"""
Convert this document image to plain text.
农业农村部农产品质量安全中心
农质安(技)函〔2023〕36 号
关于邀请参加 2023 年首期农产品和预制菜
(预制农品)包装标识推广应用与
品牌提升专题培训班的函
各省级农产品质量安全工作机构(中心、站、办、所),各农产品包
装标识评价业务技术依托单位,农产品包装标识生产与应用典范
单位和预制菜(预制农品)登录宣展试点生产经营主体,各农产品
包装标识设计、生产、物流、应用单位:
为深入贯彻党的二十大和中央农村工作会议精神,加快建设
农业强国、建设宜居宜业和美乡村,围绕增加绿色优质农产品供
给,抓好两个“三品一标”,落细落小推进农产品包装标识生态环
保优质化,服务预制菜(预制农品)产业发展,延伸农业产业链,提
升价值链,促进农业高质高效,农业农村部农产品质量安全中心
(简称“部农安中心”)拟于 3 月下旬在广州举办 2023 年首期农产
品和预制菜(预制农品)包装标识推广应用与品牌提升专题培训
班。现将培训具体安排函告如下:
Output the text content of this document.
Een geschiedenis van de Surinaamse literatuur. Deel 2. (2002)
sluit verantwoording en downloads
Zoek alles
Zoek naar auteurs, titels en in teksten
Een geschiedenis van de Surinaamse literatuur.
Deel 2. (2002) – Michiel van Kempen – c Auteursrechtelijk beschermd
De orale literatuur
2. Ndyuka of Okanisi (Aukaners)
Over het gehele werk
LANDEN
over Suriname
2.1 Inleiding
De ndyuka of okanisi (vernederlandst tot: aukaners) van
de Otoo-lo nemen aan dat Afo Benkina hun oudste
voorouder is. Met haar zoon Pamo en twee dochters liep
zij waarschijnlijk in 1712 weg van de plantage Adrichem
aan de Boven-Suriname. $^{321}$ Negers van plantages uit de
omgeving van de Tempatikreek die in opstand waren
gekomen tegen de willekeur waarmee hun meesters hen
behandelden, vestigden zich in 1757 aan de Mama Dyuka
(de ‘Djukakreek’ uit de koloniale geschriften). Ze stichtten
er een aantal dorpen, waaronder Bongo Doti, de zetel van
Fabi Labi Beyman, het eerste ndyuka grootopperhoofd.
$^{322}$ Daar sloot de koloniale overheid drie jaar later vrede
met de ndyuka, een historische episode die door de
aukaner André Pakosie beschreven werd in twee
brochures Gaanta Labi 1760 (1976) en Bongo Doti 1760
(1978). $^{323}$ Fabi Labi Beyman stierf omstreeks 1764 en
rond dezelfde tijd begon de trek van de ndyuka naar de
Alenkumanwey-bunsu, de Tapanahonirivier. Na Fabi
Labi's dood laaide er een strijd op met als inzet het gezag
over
"""
Provide solely the number of lines in the data that include the word "geschiedenis".

2